THE TASK:
Copy the comment on meningococcal disease word for word, keeping every character and line break.

TEXT SEGMENT Block Start

1 thought on “Meningococcal Disease – Facts for Health Professionals

  • Having failed to diagnose a case of meningococcal sepsis in time to save a life, could I point out 2 things that this video does not mention.
    1. In an appropriate setting (a febrile pale patient), A sudden drop in systolic blood pressure requires close scrutiny for evidence of sepsis (meningococcal or otherwise) – this assumes you know what the original Blood pressure was. All other early signs are non specific – a viral infection can cause widespread muscle stiffness, & high fever….
    2. If you wait to see the rash, it will be too late to prevent organ damage.

TEXT SEGMENT Block End
EXTRACTED RECORDS Block Start

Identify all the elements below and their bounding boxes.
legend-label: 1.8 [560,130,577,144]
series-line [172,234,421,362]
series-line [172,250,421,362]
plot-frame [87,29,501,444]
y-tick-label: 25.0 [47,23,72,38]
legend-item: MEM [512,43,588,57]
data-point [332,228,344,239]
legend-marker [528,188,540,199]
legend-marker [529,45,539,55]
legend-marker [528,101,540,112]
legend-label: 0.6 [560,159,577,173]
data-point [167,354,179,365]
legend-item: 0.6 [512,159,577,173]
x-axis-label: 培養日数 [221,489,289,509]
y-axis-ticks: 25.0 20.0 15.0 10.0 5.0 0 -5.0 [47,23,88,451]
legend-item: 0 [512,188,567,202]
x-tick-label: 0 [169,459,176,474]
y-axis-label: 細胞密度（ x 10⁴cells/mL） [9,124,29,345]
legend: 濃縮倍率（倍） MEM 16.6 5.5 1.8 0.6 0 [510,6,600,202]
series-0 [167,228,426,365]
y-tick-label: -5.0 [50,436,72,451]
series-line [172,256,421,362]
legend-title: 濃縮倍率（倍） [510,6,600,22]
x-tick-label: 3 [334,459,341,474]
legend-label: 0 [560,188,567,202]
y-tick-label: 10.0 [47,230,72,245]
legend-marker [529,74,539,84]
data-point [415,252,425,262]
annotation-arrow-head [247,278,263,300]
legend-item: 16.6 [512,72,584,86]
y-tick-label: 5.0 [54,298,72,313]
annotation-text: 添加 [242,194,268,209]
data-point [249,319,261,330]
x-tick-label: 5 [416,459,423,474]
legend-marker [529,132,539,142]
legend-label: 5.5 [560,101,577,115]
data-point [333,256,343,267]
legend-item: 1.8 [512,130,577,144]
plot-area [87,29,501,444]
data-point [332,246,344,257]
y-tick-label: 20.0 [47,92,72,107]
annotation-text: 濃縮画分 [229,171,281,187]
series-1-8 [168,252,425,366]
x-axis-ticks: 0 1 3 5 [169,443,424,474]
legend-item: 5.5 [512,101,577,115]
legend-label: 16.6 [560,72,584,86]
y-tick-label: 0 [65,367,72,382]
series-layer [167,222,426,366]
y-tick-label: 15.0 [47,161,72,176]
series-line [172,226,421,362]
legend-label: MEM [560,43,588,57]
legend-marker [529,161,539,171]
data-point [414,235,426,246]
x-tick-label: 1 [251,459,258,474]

EXTRACTED RECORDS Block End

TASK ANSWER:
1 thought on “Meningococcal Disease – Facts for Health Professionals

  • Having failed to diagnose a case of meningococcal sepsis in time to save a life, could I point out 2 things that this video does not mention.
    1. In an appropriate setting (a febrile pale patient), A sudden drop in systolic blood pressure requires close scrutiny for evidence of sepsis (meningococcal or otherwise) – this assumes you know what the original Blood pressure was. All other early signs are non specific – a viral infection can cause widespread muscle stiffness, & high fever….
    2. If you wait to see the rash, it will be too late to prevent organ damage.